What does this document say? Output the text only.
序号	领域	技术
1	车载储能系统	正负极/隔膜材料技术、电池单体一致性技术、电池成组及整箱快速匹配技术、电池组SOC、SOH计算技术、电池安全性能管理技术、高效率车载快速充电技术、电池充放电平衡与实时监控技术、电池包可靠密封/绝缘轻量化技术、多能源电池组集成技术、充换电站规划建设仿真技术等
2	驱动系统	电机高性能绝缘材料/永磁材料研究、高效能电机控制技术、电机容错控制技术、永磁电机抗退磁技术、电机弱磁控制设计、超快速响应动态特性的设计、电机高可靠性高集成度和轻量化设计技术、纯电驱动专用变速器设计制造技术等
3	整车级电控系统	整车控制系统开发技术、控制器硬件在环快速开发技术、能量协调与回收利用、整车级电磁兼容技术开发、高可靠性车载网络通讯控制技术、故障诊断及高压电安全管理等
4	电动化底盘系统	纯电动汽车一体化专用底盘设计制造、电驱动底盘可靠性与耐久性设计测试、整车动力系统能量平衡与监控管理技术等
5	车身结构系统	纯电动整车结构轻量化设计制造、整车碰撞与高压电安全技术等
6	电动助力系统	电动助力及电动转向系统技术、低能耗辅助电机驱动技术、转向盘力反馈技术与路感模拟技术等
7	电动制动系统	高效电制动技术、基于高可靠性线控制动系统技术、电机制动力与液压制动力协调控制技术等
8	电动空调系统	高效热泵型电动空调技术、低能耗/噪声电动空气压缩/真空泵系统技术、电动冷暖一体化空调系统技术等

********

#### [What to do]
Copy the data above in full, character for character.

#### [Task solution]
What does this document say? Output the text only.
序号	领域	技术
1	车载储能系统	正负极/隔膜材料技术、电池单体一致性技术、电池成组及整箱快速匹配技术、电池组SOC、SOH计算技术、电池安全性能管理技术、高效率车载快速充电技术、电池充放电平衡与实时监控技术、电池包可靠密封/绝缘轻量化技术、多能源电池组集成技术、充换电站规划建设仿真技术等
2	驱动系统	电机高性能绝缘材料/永磁材料研究、高效能电机控制技术、电机容错控制技术、永磁电机抗退磁技术、电机弱磁控制设计、超快速响应动态特性的设计、电机高可靠性高集成度和轻量化设计技术、纯电驱动专用变速器设计制造技术等
3	整车级电控系统	整车控制系统开发技术、控制器硬件在环快速开发技术、能量协调与回收利用、整车级电磁兼容技术开发、高可靠性车载网络通讯控制技术、故障诊断及高压电安全管理等
4	电动化底盘系统	纯电动汽车一体化专用底盘设计制造、电驱动底盘可靠性与耐久性设计测试、整车动力系统能量平衡与监控管理技术等
5	车身结构系统	纯电动整车结构轻量化设计制造、整车碰撞与高压电安全技术等
6	电动助力系统	电动助力及电动转向系统技术、低能耗辅助电机驱动技术、转向盘力反馈技术与路感模拟技术等
7	电动制动系统	高效电制动技术、基于高可靠性线控制动系统技术、电机制动力与液压制动力协调控制技术等
8	电动空调系统	高效热泵型电动空调技术、低能耗/噪声电动空气压缩/真空泵系统技术、电动冷暖一体化空调系统技术等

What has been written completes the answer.